YOUR GOAL →
Some lines in the records below may hold the word "Food"; give the number of those lines and nothing else.

### DATA TO USE

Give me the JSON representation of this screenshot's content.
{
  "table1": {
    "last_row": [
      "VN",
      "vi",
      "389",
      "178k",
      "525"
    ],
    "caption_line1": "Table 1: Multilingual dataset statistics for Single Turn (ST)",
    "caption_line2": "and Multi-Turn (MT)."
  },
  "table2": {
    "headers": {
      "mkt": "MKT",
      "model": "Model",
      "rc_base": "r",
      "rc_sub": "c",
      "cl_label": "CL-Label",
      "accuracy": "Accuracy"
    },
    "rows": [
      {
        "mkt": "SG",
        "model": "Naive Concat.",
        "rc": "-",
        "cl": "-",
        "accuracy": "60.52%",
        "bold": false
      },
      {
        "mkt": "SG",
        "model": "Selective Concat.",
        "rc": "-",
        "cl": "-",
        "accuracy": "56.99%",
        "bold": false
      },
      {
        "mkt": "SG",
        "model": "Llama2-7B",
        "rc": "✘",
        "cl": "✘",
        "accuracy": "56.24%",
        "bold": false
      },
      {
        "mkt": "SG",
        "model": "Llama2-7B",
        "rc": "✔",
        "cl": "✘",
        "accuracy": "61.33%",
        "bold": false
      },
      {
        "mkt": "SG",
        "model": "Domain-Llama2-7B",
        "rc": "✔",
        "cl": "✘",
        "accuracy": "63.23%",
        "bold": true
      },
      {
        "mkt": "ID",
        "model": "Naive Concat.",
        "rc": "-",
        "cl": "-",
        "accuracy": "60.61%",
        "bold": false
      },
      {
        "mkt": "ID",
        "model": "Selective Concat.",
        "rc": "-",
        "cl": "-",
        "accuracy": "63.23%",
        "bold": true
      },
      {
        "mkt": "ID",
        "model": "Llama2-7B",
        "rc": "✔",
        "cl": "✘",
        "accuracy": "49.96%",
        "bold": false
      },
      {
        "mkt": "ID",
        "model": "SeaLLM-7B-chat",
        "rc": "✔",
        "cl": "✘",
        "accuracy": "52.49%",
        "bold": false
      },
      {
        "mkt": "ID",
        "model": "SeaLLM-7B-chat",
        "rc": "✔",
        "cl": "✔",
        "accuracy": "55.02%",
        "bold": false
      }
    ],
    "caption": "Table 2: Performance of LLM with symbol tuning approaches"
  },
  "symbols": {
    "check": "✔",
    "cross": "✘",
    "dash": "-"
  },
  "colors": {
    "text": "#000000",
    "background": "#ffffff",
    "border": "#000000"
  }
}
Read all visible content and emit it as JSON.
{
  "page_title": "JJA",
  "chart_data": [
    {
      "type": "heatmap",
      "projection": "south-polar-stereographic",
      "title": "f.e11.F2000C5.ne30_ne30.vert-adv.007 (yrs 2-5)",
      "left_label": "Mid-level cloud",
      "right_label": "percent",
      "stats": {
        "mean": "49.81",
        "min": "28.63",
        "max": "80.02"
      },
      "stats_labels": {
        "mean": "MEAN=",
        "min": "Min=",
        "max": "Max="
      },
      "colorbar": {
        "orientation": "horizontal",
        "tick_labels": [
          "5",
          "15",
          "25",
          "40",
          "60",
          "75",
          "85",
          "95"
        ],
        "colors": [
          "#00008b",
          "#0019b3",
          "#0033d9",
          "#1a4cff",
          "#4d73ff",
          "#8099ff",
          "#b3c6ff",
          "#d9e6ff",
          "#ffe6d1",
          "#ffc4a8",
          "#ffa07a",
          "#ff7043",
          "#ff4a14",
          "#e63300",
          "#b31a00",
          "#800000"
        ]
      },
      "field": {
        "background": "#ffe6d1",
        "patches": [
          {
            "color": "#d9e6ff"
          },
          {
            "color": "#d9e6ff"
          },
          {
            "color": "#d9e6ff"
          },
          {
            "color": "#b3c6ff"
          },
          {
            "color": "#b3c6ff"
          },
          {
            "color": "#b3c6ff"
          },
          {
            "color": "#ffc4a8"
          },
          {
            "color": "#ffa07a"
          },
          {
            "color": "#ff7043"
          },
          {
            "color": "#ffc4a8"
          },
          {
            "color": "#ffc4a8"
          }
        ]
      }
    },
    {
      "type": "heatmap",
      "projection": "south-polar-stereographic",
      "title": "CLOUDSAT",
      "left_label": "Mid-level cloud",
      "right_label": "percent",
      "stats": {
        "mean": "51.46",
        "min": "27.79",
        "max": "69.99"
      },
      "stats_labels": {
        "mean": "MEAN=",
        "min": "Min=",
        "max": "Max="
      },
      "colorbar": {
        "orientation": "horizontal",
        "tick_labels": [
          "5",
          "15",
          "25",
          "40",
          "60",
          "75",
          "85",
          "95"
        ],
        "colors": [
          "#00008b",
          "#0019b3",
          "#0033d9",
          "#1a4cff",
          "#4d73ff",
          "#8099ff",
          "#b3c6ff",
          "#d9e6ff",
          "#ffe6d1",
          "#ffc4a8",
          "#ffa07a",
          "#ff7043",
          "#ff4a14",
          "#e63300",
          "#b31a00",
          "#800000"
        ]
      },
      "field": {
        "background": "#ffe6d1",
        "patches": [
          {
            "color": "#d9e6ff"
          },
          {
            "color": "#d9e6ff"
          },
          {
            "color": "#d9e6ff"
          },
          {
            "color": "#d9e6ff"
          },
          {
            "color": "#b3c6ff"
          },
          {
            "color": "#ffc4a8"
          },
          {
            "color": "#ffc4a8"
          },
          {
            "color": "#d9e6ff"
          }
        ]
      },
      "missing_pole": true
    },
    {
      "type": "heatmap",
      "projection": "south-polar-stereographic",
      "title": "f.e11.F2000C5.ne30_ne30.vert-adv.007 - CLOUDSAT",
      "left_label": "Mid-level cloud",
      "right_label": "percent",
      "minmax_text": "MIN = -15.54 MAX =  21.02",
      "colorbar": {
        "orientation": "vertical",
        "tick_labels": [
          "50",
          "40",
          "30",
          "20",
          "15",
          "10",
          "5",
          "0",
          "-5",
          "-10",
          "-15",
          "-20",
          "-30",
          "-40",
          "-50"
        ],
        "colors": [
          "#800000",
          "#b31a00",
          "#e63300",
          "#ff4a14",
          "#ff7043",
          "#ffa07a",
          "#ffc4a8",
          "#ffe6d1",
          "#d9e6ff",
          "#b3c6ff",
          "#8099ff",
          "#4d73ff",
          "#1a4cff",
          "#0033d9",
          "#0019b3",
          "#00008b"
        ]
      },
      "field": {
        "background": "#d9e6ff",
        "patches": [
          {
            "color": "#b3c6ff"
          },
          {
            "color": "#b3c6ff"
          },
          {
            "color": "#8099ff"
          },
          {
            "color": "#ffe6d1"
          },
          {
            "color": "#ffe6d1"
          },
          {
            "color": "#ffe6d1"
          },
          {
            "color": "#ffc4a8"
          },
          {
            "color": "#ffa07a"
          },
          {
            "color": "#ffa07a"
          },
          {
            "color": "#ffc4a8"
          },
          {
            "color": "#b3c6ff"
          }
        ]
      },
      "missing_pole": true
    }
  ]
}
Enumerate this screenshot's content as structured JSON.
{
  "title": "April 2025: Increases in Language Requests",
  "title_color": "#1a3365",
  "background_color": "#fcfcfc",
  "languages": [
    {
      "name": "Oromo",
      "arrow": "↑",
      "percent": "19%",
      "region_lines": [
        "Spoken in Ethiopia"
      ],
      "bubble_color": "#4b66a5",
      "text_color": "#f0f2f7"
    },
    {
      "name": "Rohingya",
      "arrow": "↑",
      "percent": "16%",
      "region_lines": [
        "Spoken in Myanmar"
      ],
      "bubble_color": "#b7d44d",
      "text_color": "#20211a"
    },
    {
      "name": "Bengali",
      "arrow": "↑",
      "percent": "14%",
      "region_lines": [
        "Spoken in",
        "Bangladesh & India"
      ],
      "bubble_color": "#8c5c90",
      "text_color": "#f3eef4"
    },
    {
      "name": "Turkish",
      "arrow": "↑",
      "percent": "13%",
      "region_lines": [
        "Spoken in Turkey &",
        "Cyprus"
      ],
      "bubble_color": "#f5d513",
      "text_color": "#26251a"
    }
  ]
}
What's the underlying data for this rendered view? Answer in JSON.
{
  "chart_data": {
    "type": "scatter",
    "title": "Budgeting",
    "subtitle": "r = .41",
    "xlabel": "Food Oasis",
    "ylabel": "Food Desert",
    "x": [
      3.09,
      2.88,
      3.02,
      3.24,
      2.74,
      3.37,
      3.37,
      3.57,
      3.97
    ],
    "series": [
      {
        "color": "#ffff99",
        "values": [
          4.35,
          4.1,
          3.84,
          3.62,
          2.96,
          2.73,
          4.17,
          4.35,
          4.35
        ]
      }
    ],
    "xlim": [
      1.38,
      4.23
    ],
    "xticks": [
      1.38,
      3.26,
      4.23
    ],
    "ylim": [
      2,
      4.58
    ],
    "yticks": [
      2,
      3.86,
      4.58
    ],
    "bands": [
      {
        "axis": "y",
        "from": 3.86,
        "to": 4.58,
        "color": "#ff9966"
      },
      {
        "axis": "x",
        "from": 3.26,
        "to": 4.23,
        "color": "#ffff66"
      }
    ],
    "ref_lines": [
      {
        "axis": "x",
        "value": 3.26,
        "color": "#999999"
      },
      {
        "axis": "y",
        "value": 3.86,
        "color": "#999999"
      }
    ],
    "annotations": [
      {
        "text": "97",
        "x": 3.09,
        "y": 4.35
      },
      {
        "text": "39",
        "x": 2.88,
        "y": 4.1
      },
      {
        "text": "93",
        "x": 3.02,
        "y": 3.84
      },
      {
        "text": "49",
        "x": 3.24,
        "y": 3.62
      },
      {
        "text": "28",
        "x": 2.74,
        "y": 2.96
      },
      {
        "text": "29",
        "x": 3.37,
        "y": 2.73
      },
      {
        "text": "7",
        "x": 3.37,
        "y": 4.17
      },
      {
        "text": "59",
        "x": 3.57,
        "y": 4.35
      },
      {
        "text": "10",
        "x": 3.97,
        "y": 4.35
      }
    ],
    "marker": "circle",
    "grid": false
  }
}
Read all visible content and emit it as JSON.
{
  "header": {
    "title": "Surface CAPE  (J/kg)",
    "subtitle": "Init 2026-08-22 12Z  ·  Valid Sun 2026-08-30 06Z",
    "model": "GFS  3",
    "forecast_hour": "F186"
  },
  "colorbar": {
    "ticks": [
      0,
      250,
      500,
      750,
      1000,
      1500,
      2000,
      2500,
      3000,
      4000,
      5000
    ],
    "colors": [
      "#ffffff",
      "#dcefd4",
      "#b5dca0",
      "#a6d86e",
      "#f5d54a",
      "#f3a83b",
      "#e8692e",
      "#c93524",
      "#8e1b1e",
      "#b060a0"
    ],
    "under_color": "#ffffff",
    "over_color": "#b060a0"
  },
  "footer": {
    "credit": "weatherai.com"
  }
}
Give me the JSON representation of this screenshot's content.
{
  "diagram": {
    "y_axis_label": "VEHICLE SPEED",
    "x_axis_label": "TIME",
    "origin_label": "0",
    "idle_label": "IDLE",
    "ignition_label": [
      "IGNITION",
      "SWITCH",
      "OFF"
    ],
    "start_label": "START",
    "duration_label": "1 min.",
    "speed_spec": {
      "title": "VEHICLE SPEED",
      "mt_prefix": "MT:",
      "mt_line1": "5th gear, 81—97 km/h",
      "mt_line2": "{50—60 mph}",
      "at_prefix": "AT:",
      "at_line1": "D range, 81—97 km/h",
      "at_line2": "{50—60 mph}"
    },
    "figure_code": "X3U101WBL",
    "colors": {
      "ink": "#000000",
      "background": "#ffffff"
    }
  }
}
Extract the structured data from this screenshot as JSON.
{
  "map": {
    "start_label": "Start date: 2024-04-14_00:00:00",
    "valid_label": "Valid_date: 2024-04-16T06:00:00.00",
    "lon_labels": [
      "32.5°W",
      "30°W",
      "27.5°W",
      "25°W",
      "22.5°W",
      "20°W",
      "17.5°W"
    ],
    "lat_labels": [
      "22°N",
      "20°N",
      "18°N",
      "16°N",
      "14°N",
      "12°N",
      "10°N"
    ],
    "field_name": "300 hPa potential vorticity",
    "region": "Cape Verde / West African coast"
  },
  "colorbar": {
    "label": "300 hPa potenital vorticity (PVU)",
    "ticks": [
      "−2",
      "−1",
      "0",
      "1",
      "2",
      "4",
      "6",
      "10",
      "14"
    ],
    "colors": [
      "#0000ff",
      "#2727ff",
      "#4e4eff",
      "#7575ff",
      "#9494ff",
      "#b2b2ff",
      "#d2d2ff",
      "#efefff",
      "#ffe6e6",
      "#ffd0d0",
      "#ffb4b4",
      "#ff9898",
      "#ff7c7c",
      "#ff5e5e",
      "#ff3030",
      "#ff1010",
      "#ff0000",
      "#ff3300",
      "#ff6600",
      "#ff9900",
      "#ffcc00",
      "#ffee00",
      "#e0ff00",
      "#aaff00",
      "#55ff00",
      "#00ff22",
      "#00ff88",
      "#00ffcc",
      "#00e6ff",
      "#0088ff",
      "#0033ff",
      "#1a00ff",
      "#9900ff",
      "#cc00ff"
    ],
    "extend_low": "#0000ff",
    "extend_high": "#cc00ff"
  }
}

######

TASK SOLUTION →
2